▸ **AIM OF THE EXERCISE**: Print these lines without any changes.

▸ **Region and label listings**:
================================
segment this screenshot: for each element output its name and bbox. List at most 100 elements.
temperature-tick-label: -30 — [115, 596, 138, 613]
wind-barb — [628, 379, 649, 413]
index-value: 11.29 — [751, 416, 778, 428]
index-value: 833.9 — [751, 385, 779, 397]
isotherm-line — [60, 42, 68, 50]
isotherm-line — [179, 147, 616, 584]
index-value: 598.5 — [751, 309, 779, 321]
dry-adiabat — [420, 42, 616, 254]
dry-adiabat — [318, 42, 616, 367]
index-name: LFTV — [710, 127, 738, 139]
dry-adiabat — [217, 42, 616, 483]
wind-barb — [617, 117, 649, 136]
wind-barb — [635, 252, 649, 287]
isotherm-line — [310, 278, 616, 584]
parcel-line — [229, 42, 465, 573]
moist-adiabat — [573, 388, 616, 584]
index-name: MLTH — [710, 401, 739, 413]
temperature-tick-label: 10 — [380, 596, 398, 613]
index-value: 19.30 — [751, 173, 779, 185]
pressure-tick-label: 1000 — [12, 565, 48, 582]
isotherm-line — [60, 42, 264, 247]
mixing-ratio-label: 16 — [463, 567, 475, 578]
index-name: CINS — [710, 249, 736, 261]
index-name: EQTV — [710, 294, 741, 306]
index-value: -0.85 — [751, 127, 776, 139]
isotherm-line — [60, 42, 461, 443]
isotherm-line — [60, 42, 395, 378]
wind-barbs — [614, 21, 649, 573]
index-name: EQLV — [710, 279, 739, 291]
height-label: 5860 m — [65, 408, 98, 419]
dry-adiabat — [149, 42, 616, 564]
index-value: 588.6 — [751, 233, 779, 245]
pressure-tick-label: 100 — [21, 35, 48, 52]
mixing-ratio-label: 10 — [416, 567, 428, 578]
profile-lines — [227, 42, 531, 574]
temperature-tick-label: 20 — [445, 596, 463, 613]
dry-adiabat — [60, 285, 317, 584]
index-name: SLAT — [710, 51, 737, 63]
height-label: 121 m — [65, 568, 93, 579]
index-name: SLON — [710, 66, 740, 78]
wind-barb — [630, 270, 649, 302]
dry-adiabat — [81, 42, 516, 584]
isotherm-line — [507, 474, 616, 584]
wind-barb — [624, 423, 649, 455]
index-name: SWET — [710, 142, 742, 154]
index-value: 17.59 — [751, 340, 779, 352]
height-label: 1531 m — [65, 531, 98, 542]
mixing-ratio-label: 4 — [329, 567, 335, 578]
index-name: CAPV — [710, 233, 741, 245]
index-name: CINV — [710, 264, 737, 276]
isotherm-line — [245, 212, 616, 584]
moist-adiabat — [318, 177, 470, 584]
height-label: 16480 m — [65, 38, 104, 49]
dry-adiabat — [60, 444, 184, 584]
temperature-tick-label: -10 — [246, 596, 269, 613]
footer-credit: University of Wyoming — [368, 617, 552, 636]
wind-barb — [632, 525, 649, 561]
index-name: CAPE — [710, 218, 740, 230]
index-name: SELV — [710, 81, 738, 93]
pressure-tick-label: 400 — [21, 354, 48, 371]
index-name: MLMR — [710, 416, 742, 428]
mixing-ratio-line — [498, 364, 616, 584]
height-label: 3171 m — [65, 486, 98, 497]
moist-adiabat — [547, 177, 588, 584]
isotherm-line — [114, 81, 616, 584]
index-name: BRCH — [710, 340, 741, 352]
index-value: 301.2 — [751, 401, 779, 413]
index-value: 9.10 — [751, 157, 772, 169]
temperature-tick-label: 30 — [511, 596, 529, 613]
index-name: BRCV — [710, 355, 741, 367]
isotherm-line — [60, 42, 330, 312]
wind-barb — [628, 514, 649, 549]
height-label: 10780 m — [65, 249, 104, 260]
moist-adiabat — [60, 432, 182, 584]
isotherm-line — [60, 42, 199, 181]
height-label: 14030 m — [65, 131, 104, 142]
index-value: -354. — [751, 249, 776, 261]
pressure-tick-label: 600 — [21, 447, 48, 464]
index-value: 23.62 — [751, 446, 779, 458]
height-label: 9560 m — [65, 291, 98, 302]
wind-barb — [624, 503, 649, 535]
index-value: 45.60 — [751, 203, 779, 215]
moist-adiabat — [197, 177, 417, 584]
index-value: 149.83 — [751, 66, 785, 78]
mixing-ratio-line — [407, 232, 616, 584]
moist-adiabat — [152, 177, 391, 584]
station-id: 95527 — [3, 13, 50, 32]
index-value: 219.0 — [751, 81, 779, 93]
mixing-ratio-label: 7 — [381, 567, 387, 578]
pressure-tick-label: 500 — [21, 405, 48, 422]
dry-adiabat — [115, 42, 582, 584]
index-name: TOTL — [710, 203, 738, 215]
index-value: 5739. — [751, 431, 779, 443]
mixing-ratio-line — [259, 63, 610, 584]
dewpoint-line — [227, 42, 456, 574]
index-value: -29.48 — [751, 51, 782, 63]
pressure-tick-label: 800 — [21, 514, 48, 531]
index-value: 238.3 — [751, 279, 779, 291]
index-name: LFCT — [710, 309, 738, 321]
================================
▸ **THE RESPONSE**:
segment this screenshot: for each element output its name and bbox. List at most 100 elements.
temperature-tick-label: -30 — [115, 596, 138, 613]
wind-barb — [628, 379, 649, 413]
index-value: 11.29 — [751, 416, 778, 428]
index-value: 833.9 — [751, 385, 779, 397]
isotherm-line — [60, 42, 68, 50]
isotherm-line — [179, 147, 616, 584]
index-value: 598.5 — [751, 309, 779, 321]
dry-adiabat — [420, 42, 616, 254]
dry-adiabat — [318, 42, 616, 367]
index-name: LFTV — [710, 127, 738, 139]
dry-adiabat — [217, 42, 616, 483]
wind-barb — [617, 117, 649, 136]
wind-barb — [635, 252, 649, 287]
isotherm-line — [310, 278, 616, 584]
parcel-line — [229, 42, 465, 573]
moist-adiabat — [573, 388, 616, 584]
index-name: MLTH — [710, 401, 739, 413]
temperature-tick-label: 10 — [380, 596, 398, 613]
index-value: 19.30 — [751, 173, 779, 185]
pressure-tick-label: 1000 — [12, 565, 48, 582]
isotherm-line — [60, 42, 264, 247]
mixing-ratio-label: 16 — [463, 567, 475, 578]
index-name: CINS — [710, 249, 736, 261]
index-name: EQTV — [710, 294, 741, 306]
index-value: -0.85 — [751, 127, 776, 139]
isotherm-line — [60, 42, 461, 443]
isotherm-line — [60, 42, 395, 378]
wind-barbs — [614, 21, 649, 573]
index-name: EQLV — [710, 279, 739, 291]
height-label: 5860 m — [65, 408, 98, 419]
dry-adiabat — [149, 42, 616, 564]
index-value: 588.6 — [751, 233, 779, 245]
pressure-tick-label: 100 — [21, 35, 48, 52]
mixing-ratio-label: 10 — [416, 567, 428, 578]
profile-lines — [227, 42, 531, 574]
temperature-tick-label: 20 — [445, 596, 463, 613]
dry-adiabat — [60, 285, 317, 584]
index-name: SLAT — [710, 51, 737, 63]
height-label: 121 m — [65, 568, 93, 579]
index-name: SLON — [710, 66, 740, 78]
wind-barb — [630, 270, 649, 302]
dry-adiabat — [81, 42, 516, 584]
isotherm-line — [507, 474, 616, 584]
wind-barb — [624, 423, 649, 455]
index-name: SWET — [710, 142, 742, 154]
index-value: 17.59 — [751, 340, 779, 352]
height-label: 1531 m — [65, 531, 98, 542]
mixing-ratio-label: 4 — [329, 567, 335, 578]
index-name: CAPV — [710, 233, 741, 245]
index-name: CINV — [710, 264, 737, 276]
isotherm-line — [245, 212, 616, 584]
moist-adiabat — [318, 177, 470, 584]
height-label: 16480 m — [65, 38, 104, 49]
dry-adiabat — [60, 444, 184, 584]
temperature-tick-label: -10 — [246, 596, 269, 613]
footer-credit: University of Wyoming — [368, 617, 552, 636]
wind-barb — [632, 525, 649, 561]
index-name: CAPE — [710, 218, 740, 230]
index-name: SELV — [710, 81, 738, 93]
pressure-tick-label: 400 — [21, 354, 48, 371]
index-name: MLMR — [710, 416, 742, 428]
mixing-ratio-line — [498, 364, 616, 584]
height-label: 3171 m — [65, 486, 98, 497]
moist-adiabat — [547, 177, 588, 584]
isotherm-line — [114, 81, 616, 584]
index-name: BRCH — [710, 340, 741, 352]
index-value: 301.2 — [751, 401, 779, 413]
index-value: 9.10 — [751, 157, 772, 169]
temperature-tick-label: 30 — [511, 596, 529, 613]
index-name: BRCV — [710, 355, 741, 367]
isotherm-line — [60, 42, 330, 312]
wind-barb — [628, 514, 649, 549]
height-label: 10780 m — [65, 249, 104, 260]
moist-adiabat — [60, 432, 182, 584]
isotherm-line — [60, 42, 199, 181]
height-label: 14030 m — [65, 131, 104, 142]
index-value: -354. — [751, 249, 776, 261]
pressure-tick-label: 600 — [21, 447, 48, 464]
index-value: 23.62 — [751, 446, 779, 458]
height-label: 9560 m — [65, 291, 98, 302]
wind-barb — [624, 503, 649, 535]
index-value: 45.60 — [751, 203, 779, 215]
moist-adiabat — [197, 177, 417, 584]
index-value: 149.83 — [751, 66, 785, 78]
mixing-ratio-line — [407, 232, 616, 584]
moist-adiabat — [152, 177, 391, 584]
station-id: 95527 — [3, 13, 50, 32]
index-value: 219.0 — [751, 81, 779, 93]
mixing-ratio-label: 7 — [381, 567, 387, 578]
pressure-tick-label: 500 — [21, 405, 48, 422]
dry-adiabat — [115, 42, 582, 584]
index-name: TOTL — [710, 203, 738, 215]
index-value: 5739. — [751, 431, 779, 443]
mixing-ratio-line — [259, 63, 610, 584]
dewpoint-line — [227, 42, 456, 574]
index-value: -29.48 — [751, 51, 782, 63]
pressure-tick-label: 800 — [21, 514, 48, 531]
index-value: 238.3 — [751, 279, 779, 291]
index-name: LFCT — [710, 309, 738, 321]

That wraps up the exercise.